Saved entries

--- BEGIN ---

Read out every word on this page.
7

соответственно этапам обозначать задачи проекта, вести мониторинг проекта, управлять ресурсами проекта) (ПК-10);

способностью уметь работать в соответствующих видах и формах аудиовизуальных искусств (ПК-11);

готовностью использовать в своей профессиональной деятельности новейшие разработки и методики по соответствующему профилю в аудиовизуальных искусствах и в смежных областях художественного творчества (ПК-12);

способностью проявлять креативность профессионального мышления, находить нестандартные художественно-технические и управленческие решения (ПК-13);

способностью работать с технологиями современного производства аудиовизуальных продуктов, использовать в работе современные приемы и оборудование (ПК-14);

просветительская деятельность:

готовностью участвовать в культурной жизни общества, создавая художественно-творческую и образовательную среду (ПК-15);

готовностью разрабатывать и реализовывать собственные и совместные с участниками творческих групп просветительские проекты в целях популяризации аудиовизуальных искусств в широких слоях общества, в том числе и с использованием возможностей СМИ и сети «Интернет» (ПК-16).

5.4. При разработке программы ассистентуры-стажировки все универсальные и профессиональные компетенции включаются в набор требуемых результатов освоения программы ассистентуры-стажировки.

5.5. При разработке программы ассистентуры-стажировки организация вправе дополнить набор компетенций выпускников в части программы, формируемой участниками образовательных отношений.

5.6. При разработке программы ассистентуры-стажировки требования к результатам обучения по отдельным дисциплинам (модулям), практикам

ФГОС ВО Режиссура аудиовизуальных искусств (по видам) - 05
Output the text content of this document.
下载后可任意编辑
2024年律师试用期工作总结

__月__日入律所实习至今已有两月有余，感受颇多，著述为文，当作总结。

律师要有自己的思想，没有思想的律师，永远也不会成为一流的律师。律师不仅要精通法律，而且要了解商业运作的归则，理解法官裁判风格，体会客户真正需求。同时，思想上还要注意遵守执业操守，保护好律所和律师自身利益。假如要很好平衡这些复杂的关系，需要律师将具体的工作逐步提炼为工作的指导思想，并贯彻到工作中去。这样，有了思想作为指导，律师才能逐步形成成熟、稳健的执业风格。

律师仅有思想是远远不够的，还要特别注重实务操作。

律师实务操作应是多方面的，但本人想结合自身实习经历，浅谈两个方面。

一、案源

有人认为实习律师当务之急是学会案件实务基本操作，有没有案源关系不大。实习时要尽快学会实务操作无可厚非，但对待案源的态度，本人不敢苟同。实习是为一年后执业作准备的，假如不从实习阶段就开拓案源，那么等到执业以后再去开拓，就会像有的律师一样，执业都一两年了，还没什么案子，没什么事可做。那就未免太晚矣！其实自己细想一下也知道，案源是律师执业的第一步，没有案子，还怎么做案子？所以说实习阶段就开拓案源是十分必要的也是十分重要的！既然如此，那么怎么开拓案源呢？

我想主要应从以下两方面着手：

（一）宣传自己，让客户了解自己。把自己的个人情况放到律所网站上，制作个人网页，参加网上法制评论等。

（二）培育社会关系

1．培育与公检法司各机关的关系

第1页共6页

--- END ---

Write out every entry above, word for word.

Read out every word on this page.
7

соответственно этапам обозначать задачи проекта, вести мониторинг проекта, управлять ресурсами проекта) (ПК-10);

способностью уметь работать в соответствующих видах и формах аудиовизуальных искусств (ПК-11);

готовностью использовать в своей профессиональной деятельности новейшие разработки и методики по соответствующему профилю в аудиовизуальных искусствах и в смежных областях художественного творчества (ПК-12);

способностью проявлять креативность профессионального мышления, находить нестандартные художественно-технические и управленческие решения (ПК-13);

способностью работать с технологиями современного производства аудиовизуальных продуктов, использовать в работе современные приемы и оборудование (ПК-14);

просветительская деятельность:

готовностью участвовать в культурной жизни общества, создавая художественно-творческую и образовательную среду (ПК-15);

готовностью разрабатывать и реализовывать собственные и совместные с участниками творческих групп просветительские проекты в целях популяризации аудиовизуальных искусств в широких слоях общества, в том числе и с использованием возможностей СМИ и сети «Интернет» (ПК-16).

5.4. При разработке программы ассистентуры-стажировки все универсальные и профессиональные компетенции включаются в набор требуемых результатов освоения программы ассистентуры-стажировки.

5.5. При разработке программы ассистентуры-стажировки организация вправе дополнить набор компетенций выпускников в части программы, формируемой участниками образовательных отношений.

5.6. При разработке программы ассистентуры-стажировки требования к результатам обучения по отдельным дисциплинам (модулям), практикам

ФГОС ВО Режиссура аудиовизуальных искусств (по видам) - 05
Output the text content of this document.
下载后可任意编辑
2024年律师试用期工作总结

__月__日入律所实习至今已有两月有余，感受颇多，著述为文，当作总结。

律师要有自己的思想，没有思想的律师，永远也不会成为一流的律师。律师不仅要精通法律，而且要了解商业运作的归则，理解法官裁判风格，体会客户真正需求。同时，思想上还要注意遵守执业操守，保护好律所和律师自身利益。假如要很好平衡这些复杂的关系，需要律师将具体的工作逐步提炼为工作的指导思想，并贯彻到工作中去。这样，有了思想作为指导，律师才能逐步形成成熟、稳健的执业风格。

律师仅有思想是远远不够的，还要特别注重实务操作。

律师实务操作应是多方面的，但本人想结合自身实习经历，浅谈两个方面。

一、案源

有人认为实习律师当务之急是学会案件实务基本操作，有没有案源关系不大。实习时要尽快学会实务操作无可厚非，但对待案源的态度，本人不敢苟同。实习是为一年后执业作准备的，假如不从实习阶段就开拓案源，那么等到执业以后再去开拓，就会像有的律师一样，执业都一两年了，还没什么案子，没什么事可做。那就未免太晚矣！其实自己细想一下也知道，案源是律师执业的第一步，没有案子，还怎么做案子？所以说实习阶段就开拓案源是十分必要的也是十分重要的！既然如此，那么怎么开拓案源呢？

我想主要应从以下两方面着手：

（一）宣传自己，让客户了解自己。把自己的个人情况放到律所网站上，制作个人网页，参加网上法制评论等。

（二）培育社会关系

1．培育与公检法司各机关的关系

第1页共6页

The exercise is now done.